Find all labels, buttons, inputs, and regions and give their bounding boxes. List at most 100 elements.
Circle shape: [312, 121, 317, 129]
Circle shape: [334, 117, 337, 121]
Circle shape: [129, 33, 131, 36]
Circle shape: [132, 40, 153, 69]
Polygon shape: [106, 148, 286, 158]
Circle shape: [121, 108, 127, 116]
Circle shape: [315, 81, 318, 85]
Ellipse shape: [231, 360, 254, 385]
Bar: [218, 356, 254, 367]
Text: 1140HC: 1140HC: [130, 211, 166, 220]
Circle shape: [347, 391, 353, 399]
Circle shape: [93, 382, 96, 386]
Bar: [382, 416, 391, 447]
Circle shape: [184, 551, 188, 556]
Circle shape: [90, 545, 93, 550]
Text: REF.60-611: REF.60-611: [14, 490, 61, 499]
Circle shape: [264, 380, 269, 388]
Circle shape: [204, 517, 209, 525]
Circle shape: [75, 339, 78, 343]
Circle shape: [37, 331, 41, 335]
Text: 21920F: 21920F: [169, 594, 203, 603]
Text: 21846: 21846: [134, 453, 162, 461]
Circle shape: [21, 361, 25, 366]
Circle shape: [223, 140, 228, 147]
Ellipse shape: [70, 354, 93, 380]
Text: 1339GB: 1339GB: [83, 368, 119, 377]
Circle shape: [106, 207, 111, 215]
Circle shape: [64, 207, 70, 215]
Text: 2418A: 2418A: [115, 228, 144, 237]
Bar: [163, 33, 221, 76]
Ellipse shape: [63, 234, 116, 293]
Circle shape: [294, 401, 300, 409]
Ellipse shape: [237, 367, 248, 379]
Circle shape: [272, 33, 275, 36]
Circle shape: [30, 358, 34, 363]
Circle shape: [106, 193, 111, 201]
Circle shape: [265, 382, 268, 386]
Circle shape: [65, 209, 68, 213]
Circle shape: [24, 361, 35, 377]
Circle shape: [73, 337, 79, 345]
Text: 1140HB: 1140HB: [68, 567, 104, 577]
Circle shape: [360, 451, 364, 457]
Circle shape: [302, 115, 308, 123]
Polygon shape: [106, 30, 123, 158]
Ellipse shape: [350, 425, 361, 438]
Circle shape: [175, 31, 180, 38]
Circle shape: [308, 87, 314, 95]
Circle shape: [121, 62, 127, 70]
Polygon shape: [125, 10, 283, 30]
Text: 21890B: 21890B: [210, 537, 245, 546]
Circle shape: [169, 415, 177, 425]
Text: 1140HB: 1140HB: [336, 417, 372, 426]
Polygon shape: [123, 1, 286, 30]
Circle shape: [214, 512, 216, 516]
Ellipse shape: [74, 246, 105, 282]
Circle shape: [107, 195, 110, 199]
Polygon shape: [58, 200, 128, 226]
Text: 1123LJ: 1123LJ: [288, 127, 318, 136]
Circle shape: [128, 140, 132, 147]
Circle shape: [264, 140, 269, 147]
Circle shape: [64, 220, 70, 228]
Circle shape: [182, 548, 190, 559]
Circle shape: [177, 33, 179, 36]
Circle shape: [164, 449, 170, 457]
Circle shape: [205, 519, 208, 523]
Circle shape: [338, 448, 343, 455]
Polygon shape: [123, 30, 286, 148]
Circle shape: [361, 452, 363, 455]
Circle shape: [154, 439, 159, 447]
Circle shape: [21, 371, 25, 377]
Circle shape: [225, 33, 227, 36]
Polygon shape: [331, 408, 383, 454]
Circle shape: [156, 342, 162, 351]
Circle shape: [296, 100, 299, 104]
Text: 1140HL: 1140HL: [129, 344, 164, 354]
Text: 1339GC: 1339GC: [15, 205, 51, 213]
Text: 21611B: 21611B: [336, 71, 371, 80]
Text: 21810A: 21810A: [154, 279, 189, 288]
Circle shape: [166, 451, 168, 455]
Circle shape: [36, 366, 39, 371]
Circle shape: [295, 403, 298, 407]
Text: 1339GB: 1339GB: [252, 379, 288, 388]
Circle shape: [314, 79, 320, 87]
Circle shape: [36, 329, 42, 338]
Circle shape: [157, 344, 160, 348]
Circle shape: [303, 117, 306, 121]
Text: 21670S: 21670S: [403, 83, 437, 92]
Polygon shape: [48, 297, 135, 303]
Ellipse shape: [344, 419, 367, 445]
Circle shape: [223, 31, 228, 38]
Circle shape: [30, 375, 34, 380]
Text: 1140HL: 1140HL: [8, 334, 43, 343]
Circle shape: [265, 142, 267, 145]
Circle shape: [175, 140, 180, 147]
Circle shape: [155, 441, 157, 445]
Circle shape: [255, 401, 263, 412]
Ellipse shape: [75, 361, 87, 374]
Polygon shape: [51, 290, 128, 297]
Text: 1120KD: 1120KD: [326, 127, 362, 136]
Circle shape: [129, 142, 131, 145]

________________

### WHAT THE EXERCISE ASKS
Copy the data from its first line through the line with "Circle shape: [132, 40, 153, 69]", replacing "Circle" with "Round" and leaving all else unchanged.

### RESPONSE BELOW
Find all labels, buttons, inputs, and regions and give their bounding boxes. List at most 100 elements.
Round shape: [312, 121, 317, 129]
Round shape: [334, 117, 337, 121]
Round shape: [129, 33, 131, 36]
Round shape: [132, 40, 153, 69]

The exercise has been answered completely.